### TASK PROMPT
Pull out each line of the records holding the string "发布曰期".

### EXERCISE INPUT
►
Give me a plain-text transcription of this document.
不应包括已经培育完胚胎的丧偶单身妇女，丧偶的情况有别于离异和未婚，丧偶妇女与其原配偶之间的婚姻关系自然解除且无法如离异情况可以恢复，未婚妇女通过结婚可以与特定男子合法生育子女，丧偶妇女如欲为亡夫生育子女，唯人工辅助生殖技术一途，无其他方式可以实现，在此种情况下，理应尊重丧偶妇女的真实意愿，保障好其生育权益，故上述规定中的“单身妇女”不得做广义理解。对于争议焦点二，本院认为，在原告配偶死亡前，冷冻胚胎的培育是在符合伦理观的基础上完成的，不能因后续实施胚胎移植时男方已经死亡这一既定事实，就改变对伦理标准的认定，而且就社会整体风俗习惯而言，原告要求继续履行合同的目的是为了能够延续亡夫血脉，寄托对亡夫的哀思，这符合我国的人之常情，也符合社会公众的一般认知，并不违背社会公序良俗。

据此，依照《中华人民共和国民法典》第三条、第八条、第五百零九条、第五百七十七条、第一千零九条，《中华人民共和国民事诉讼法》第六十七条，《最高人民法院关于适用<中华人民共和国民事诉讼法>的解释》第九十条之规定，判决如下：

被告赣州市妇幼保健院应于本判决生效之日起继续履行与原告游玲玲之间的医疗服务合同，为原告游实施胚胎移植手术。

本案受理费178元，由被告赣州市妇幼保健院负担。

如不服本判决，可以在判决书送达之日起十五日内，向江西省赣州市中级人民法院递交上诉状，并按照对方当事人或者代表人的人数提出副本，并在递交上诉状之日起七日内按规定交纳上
◄
►
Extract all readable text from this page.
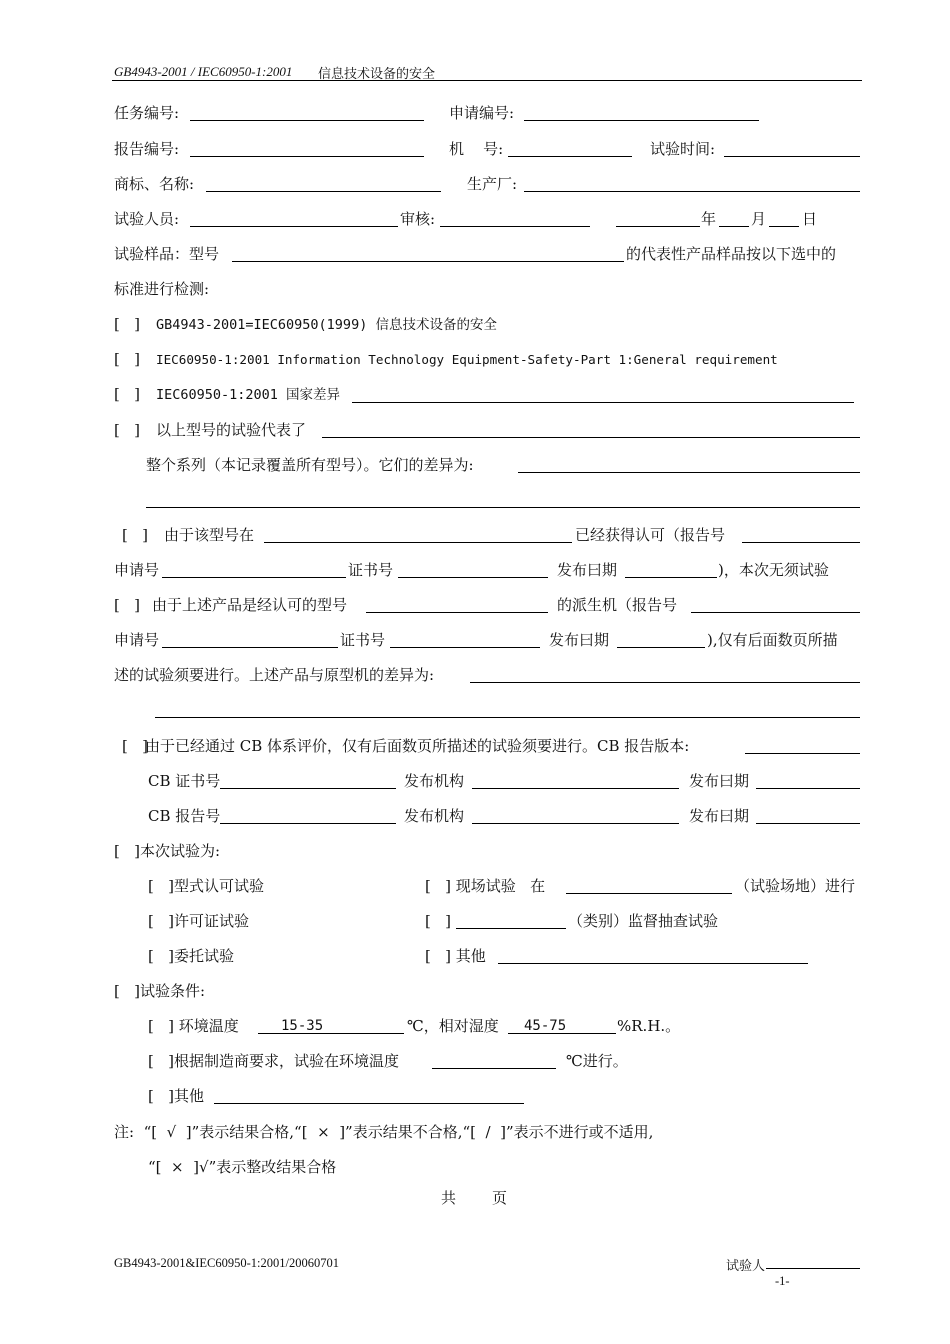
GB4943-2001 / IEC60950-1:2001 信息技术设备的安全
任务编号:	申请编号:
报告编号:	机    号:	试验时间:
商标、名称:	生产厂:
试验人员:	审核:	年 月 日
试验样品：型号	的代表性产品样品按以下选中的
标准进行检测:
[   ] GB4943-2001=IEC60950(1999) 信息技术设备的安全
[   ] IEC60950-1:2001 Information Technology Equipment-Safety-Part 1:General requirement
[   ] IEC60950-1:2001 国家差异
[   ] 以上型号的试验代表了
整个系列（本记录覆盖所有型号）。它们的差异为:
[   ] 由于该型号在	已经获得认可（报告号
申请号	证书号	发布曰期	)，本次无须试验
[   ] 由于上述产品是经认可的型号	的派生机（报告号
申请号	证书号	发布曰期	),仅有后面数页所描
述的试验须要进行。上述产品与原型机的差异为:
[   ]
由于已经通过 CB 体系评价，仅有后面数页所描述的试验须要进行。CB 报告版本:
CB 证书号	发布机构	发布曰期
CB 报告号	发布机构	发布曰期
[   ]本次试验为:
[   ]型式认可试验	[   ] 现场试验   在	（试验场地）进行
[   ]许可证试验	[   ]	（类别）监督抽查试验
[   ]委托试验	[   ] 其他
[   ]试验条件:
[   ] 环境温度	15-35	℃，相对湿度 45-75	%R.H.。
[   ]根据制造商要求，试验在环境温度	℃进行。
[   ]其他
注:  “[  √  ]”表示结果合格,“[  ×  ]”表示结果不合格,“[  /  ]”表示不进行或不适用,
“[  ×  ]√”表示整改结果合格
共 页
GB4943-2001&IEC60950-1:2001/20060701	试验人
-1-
◄
### EXPECTED ANSWER
申请号	证书号	发布曰期	)，本次无须试验
申请号	证书号	发布曰期	),仅有后面数页所描
CB 证书号	发布机构	发布曰期
CB 报告号	发布机构	发布曰期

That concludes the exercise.